### Actions to take
[1] List every individual person named in the piece about country music and the gay community.
[2] Carry on the piece about country music's attitude toward gay people from where it stops.

### Extract to read
########

We can’t recall any big country songs talking smack about the LGBT community the way, say, rap tracks often do. And we do like Willie Nelson’s “Cowboys are Frequently, Secretly Fond of Each Other.” But we can’t say we’ve ever thought of the country-western music business as being particularly friendly to gays.
But it is, at least according to entertainment journo Chris Willman (Rednecks and Bluenecks: The Politics of Country Music). In a piece for the Sundance Channel blog tying into the new Nashville-based season of Girls Who Love Boys Who Love Boys, he spoke with two cast members enmeshed in the C&W scene, Lady Antebellum songwriter Shane Stevens and his
fag hag gal pal, singer/songwriter Sherrie Austin.

########

### Material supplied
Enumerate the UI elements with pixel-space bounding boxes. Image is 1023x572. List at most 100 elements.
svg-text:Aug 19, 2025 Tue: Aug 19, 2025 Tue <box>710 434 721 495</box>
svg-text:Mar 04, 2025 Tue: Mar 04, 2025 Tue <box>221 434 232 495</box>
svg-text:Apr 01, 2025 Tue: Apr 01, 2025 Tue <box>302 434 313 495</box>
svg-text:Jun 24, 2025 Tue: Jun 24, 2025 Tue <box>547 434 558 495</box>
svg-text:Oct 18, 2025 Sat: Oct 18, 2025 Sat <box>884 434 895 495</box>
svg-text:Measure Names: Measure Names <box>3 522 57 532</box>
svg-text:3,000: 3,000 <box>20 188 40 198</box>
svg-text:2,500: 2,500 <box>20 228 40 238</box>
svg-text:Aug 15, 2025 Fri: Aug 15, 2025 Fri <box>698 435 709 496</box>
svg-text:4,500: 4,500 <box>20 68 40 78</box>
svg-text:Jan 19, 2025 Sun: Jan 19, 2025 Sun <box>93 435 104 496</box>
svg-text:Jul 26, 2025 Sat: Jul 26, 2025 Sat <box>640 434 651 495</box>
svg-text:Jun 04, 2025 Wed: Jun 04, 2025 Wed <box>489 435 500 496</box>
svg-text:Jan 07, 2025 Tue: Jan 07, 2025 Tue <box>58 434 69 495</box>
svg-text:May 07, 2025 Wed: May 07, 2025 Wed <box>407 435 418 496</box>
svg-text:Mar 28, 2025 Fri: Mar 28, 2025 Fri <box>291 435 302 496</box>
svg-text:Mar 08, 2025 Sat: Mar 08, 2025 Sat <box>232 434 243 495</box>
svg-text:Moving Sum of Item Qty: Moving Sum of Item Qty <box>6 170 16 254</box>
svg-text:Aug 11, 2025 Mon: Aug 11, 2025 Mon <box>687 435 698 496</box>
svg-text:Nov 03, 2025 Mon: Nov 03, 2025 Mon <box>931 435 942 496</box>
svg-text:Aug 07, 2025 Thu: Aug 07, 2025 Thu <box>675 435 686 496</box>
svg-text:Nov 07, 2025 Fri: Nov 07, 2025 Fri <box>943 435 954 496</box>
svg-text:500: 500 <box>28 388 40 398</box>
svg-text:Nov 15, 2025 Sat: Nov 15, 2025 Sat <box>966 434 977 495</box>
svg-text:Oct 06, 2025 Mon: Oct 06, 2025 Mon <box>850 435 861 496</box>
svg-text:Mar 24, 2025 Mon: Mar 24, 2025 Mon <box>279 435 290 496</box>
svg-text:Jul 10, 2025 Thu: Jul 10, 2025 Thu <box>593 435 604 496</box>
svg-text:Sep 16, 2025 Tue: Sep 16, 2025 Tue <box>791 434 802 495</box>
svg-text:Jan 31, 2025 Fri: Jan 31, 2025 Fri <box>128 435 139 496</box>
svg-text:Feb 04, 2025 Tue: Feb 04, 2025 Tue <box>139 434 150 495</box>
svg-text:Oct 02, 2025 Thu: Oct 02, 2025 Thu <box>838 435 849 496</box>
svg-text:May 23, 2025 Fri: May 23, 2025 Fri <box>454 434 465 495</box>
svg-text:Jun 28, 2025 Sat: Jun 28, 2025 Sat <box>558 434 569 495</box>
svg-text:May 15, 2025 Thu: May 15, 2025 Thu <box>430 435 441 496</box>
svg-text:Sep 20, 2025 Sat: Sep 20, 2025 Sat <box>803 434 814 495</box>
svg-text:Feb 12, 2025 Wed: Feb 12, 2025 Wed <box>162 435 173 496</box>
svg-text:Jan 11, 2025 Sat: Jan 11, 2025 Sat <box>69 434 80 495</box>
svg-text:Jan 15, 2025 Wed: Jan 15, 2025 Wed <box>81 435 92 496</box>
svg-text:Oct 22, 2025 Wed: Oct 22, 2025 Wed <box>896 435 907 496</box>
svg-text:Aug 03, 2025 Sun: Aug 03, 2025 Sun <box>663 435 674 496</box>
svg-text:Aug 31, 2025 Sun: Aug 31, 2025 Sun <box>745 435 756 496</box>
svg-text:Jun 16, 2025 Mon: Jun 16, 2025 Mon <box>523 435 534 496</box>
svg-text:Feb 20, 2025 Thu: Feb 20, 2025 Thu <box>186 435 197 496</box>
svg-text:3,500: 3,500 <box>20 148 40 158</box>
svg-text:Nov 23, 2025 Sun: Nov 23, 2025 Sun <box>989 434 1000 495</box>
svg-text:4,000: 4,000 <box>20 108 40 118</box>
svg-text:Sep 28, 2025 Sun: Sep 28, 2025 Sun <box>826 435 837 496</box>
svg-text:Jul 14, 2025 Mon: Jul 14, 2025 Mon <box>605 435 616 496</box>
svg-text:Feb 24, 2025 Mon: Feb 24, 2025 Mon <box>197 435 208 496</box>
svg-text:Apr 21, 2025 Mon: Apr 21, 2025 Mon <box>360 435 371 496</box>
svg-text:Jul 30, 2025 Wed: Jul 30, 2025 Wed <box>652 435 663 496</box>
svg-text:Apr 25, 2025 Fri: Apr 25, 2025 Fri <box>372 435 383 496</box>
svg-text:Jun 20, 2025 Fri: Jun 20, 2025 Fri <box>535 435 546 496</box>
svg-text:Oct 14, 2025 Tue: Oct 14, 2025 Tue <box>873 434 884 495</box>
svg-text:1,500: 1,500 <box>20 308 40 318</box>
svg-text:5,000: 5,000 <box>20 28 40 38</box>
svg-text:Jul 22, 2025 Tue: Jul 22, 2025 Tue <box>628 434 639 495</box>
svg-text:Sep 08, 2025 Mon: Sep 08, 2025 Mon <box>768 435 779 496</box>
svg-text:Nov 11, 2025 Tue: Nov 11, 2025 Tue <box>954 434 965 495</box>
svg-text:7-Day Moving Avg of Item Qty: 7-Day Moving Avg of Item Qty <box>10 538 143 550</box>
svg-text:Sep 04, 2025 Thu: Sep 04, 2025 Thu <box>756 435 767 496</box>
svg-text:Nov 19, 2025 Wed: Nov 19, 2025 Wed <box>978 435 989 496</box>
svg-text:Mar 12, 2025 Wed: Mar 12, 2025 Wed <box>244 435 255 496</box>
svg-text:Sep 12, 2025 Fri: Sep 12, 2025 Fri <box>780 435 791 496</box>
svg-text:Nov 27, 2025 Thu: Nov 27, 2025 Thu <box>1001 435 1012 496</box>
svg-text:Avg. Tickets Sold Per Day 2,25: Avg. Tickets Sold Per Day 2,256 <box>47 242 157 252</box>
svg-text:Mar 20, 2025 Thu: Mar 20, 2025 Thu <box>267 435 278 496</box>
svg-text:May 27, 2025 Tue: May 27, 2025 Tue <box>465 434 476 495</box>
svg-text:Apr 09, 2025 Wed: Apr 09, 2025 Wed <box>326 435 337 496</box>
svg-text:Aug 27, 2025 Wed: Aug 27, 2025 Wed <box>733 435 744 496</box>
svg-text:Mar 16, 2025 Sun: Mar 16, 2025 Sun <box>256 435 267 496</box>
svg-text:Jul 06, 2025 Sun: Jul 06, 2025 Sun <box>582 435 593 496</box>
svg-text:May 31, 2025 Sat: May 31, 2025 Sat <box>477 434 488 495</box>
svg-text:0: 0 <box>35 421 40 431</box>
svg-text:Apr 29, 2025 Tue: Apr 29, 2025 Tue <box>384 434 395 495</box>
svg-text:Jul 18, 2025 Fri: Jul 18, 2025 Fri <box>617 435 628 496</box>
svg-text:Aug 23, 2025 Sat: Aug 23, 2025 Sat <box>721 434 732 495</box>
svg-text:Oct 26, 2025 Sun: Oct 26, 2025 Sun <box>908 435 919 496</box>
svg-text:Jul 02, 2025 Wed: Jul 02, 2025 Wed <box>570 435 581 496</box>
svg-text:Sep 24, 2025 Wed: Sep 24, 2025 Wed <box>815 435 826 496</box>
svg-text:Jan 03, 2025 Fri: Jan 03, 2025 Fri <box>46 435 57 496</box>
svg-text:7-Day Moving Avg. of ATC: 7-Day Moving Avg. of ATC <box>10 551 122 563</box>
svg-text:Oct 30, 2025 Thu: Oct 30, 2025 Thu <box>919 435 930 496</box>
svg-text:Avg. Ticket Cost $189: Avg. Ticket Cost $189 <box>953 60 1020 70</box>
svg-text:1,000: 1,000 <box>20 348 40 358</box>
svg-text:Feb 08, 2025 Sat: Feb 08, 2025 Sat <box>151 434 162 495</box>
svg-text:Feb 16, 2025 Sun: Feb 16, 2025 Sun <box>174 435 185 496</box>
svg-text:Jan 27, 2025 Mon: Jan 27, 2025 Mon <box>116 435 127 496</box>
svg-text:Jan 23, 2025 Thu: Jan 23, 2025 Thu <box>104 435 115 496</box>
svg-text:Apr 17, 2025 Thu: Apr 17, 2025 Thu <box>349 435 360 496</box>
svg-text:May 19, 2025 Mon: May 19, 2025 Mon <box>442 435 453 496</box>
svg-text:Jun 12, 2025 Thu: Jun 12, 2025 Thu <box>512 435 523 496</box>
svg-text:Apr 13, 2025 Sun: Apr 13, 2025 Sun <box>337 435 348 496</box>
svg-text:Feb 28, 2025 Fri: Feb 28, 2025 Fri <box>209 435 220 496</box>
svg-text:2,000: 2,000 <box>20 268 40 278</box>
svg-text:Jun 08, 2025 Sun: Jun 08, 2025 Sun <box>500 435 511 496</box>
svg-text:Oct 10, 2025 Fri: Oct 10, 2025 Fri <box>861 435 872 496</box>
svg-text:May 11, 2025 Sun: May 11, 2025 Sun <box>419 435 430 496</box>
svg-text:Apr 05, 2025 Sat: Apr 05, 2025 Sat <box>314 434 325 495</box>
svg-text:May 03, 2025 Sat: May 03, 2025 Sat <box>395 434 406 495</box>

########

### Answers to each task
[1] Willie Nelson, Chris Willman, Shane Stevens, Sherrie Austin

[2]
“Whatever stereotypes might exist about country music not being a gay-friendly genre, “the Row” is chock-full of gay people and one of the most accepting businesses in which they could possibly land in the South… unless, of course, said gay person wants to be a country music artist – in which case that rhinestone ceiling is as hard as diamonds…
As far as the music business is concerned, I haven’t run into any issues yet,” says Stevens. “Everybody’s just a songwriter. I got my first BMI Award the other night [for “American Honey”], and everybody at the awards dinner was so excited and complimentary. I spoke to Randy Owen [of the group Alabama] for a bit, and he was like, ‘I’m just so proud of you.’ I haven’t hit (resistance), though I think maybe 10 years ago it was really different. Now. I’m not trying to be a country artist on the radio. That’s a whole other issue. They’re not going to play a gay artist on the radio.”
So its fine for hetero-identified artists like Dolly Parton and Reba McEntire to reach out to gay fans. But if you’re an out singer like Chely Wright, the options are pretty limited. (Wright is now signed on Vanguard Records, a boutique folk label.) Willman’s piece also references Ty Herndon, whose arrest for exposing himself to a male police officer in the 1990s “blunt[ed] his career,” as one source says.
So how inclusive can an industry be if they only let you work behind the scenes?
Hmm, maybe we should ask Hollywood.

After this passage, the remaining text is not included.